[Stated task]
Below is a block of data; give all of it again word for word.

---- Material provided

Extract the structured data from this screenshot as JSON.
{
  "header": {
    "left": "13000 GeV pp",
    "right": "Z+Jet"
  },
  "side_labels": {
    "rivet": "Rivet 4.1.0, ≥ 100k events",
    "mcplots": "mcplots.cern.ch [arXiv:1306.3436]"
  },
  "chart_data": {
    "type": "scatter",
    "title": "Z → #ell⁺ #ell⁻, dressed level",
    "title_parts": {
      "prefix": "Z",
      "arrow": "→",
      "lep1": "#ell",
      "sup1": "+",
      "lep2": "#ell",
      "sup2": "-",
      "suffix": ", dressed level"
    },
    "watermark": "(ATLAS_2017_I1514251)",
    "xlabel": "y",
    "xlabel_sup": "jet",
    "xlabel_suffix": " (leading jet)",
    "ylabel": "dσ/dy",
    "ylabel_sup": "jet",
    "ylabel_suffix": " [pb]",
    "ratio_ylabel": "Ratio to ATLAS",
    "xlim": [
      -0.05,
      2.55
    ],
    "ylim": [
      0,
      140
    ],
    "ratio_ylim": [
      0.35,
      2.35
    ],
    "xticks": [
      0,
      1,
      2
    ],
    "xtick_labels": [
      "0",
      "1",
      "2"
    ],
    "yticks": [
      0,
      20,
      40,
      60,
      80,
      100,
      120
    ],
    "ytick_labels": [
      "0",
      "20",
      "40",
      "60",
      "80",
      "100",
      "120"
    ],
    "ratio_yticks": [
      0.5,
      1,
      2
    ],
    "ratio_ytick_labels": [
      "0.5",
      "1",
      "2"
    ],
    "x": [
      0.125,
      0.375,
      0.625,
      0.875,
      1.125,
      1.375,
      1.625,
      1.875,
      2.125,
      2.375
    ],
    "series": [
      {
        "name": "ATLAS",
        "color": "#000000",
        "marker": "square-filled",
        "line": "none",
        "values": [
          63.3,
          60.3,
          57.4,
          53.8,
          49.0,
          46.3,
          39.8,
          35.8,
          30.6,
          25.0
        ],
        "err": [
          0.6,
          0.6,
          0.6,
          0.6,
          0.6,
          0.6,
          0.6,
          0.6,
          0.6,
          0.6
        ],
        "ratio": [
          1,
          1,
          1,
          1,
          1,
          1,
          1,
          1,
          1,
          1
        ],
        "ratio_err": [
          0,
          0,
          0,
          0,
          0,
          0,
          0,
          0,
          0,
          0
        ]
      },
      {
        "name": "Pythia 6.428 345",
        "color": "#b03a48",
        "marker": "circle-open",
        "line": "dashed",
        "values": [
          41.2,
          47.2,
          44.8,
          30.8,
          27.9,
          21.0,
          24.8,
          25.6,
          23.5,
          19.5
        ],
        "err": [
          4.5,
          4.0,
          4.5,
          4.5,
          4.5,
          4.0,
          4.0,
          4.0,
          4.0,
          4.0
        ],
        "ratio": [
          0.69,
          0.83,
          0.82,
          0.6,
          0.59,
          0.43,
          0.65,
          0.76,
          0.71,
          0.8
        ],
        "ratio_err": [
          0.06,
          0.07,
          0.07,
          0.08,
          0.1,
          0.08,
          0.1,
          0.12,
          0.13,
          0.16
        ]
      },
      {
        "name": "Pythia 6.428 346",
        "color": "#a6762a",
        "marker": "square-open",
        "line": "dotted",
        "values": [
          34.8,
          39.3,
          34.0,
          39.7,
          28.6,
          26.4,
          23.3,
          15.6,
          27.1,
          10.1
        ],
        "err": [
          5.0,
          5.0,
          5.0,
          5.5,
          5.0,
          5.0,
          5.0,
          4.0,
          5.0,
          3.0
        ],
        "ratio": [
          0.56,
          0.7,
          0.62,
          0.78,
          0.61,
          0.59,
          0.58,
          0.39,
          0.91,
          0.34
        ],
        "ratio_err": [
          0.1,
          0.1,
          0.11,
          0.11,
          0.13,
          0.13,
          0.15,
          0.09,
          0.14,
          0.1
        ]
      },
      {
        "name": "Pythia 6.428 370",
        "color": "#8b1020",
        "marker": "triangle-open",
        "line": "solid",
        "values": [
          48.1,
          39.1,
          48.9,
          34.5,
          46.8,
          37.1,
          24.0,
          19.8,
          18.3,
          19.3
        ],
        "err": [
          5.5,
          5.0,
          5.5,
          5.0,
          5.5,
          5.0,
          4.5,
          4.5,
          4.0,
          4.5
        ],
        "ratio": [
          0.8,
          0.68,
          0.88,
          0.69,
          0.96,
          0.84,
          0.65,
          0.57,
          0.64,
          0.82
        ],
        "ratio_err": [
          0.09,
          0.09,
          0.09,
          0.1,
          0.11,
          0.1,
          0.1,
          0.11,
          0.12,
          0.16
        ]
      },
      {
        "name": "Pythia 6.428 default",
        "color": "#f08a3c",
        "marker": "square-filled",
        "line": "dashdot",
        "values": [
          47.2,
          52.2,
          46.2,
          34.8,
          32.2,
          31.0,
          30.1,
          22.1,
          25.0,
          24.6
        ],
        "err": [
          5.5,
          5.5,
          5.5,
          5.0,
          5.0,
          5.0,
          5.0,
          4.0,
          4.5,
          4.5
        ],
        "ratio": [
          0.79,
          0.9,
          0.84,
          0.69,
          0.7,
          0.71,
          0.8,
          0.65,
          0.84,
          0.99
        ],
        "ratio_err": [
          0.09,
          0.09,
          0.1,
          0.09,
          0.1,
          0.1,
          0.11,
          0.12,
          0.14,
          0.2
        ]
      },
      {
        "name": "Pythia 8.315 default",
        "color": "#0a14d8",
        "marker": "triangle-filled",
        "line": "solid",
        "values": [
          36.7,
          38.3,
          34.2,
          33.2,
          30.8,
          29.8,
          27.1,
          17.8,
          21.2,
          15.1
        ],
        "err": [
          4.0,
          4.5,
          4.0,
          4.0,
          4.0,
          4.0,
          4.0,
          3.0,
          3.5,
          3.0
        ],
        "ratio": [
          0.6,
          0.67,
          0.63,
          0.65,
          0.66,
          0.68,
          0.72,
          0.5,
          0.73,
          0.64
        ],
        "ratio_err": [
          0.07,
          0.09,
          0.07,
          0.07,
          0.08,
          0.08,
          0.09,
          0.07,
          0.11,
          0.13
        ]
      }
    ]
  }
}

--------

[Reply to the exercise]
Extract the structured data from this screenshot as JSON.
{
  "header": {
    "left": "13000 GeV pp",
    "right": "Z+Jet"
  },
  "side_labels": {
    "rivet": "Rivet 4.1.0, ≥ 100k events",
    "mcplots": "mcplots.cern.ch [arXiv:1306.3436]"
  },
  "chart_data": {
    "type": "scatter",
    "title": "Z → #ell⁺ #ell⁻, dressed level",
    "title_parts": {
      "prefix": "Z",
      "arrow": "→",
      "lep1": "#ell",
      "sup1": "+",
      "lep2": "#ell",
      "sup2": "-",
      "suffix": ", dressed level"
    },
    "watermark": "(ATLAS_2017_I1514251)",
    "xlabel": "y",
    "xlabel_sup": "jet",
    "xlabel_suffix": " (leading jet)",
    "ylabel": "dσ/dy",
    "ylabel_sup": "jet",
    "ylabel_suffix": " [pb]",
    "ratio_ylabel": "Ratio to ATLAS",
    "xlim": [
      -0.05,
      2.55
    ],
    "ylim": [
      0,
      140
    ],
    "ratio_ylim": [
      0.35,
      2.35
    ],
    "xticks": [
      0,
      1,
      2
    ],
    "xtick_labels": [
      "0",
      "1",
      "2"
    ],
    "yticks": [
      0,
      20,
      40,
      60,
      80,
      100,
      120
    ],
    "ytick_labels": [
      "0",
      "20",
      "40",
      "60",
      "80",
      "100",
      "120"
    ],
    "ratio_yticks": [
      0.5,
      1,
      2
    ],
    "ratio_ytick_labels": [
      "0.5",
      "1",
      "2"
    ],
    "x": [
      0.125,
      0.375,
      0.625,
      0.875,
      1.125,
      1.375,
      1.625,
      1.875,
      2.125,
      2.375
    ],
    "series": [
      {
        "name": "ATLAS",
        "color": "#000000",
        "marker": "square-filled",
        "line": "none",
        "values": [
          63.3,
          60.3,
          57.4,
          53.8,
          49.0,
          46.3,
          39.8,
          35.8,
          30.6,
          25.0
        ],
        "err": [
          0.6,
          0.6,
          0.6,
          0.6,
          0.6,
          0.6,
          0.6,
          0.6,
          0.6,
          0.6
        ],
        "ratio": [
          1,
          1,
          1,
          1,
          1,
          1,
          1,
          1,
          1,
          1
        ],
        "ratio_err": [
          0,
          0,
          0,
          0,
          0,
          0,
          0,
          0,
          0,
          0
        ]
      },
      {
        "name": "Pythia 6.428 345",
        "color": "#b03a48",
        "marker": "circle-open",
        "line": "dashed",
        "values": [
          41.2,
          47.2,
          44.8,
          30.8,
          27.9,
          21.0,
          24.8,
          25.6,
          23.5,
          19.5
        ],
        "err": [
          4.5,
          4.0,
          4.5,
          4.5,
          4.5,
          4.0,
          4.0,
          4.0,
          4.0,
          4.0
        ],
        "ratio": [
          0.69,
          0.83,
          0.82,
          0.6,
          0.59,
          0.43,
          0.65,
          0.76,
          0.71,
          0.8
        ],
        "ratio_err": [
          0.06,
          0.07,
          0.07,
          0.08,
          0.1,
          0.08,
          0.1,
          0.12,
          0.13,
          0.16
        ]
      },
      {
        "name": "Pythia 6.428 346",
        "color": "#a6762a",
        "marker": "square-open",
        "line": "dotted",
        "values": [
          34.8,
          39.3,
          34.0,
          39.7,
          28.6,
          26.4,
          23.3,
          15.6,
          27.1,
          10.1
        ],
        "err": [
          5.0,
          5.0,
          5.0,
          5.5,
          5.0,
          5.0,
          5.0,
          4.0,
          5.0,
          3.0
        ],
        "ratio": [
          0.56,
          0.7,
          0.62,
          0.78,
          0.61,
          0.59,
          0.58,
          0.39,
          0.91,
          0.34
        ],
        "ratio_err": [
          0.1,
          0.1,
          0.11,
          0.11,
          0.13,
          0.13,
          0.15,
          0.09,
          0.14,
          0.1
        ]
      },
      {
        "name": "Pythia 6.428 370",
        "color": "#8b1020",
        "marker": "triangle-open",
        "line": "solid",
        "values": [
          48.1,
          39.1,
          48.9,
          34.5,
          46.8,
          37.1,
          24.0,
          19.8,
          18.3,
          19.3
        ],
        "err": [
          5.5,
          5.0,
          5.5,
          5.0,
          5.5,
          5.0,
          4.5,
          4.5,
          4.0,
          4.5
        ],
        "ratio": [
          0.8,
          0.68,
          0.88,
          0.69,
          0.96,
          0.84,
          0.65,
          0.57,
          0.64,
          0.82
        ],
        "ratio_err": [
          0.09,
          0.09,
          0.09,
          0.1,
          0.11,
          0.1,
          0.1,
          0.11,
          0.12,
          0.16
        ]
      },
      {
        "name": "Pythia 6.428 default",
        "color": "#f08a3c",
        "marker": "square-filled",
        "line": "dashdot",
        "values": [
          47.2,
          52.2,
          46.2,
          34.8,
          32.2,
          31.0,
          30.1,
          22.1,
          25.0,
          24.6
        ],
        "err": [
          5.5,
          5.5,
          5.5,
          5.0,
          5.0,
          5.0,
          5.0,
          4.0,
          4.5,
          4.5
        ],
        "ratio": [
          0.79,
          0.9,
          0.84,
          0.69,
          0.7,
          0.71,
          0.8,
          0.65,
          0.84,
          0.99
        ],
        "ratio_err": [
          0.09,
          0.09,
          0.1,
          0.09,
          0.1,
          0.1,
          0.11,
          0.12,
          0.14,
          0.2
        ]
      },
      {
        "name": "Pythia 8.315 default",
        "color": "#0a14d8",
        "marker": "triangle-filled",
        "line": "solid",
        "values": [
          36.7,
          38.3,
          34.2,
          33.2,
          30.8,
          29.8,
          27.1,
          17.8,
          21.2,
          15.1
        ],
        "err": [
          4.0,
          4.5,
          4.0,
          4.0,
          4.0,
          4.0,
          4.0,
          3.0,
          3.5,
          3.0
        ],
        "ratio": [
          0.6,
          0.67,
          0.63,
          0.65,
          0.66,
          0.68,
          0.72,
          0.5,
          0.73,
          0.64
        ],
        "ratio_err": [
          0.07,
          0.09,
          0.07,
          0.07,
          0.08,
          0.08,
          0.09,
          0.07,
          0.11,
          0.13
        ]
      }
    ]
  }
}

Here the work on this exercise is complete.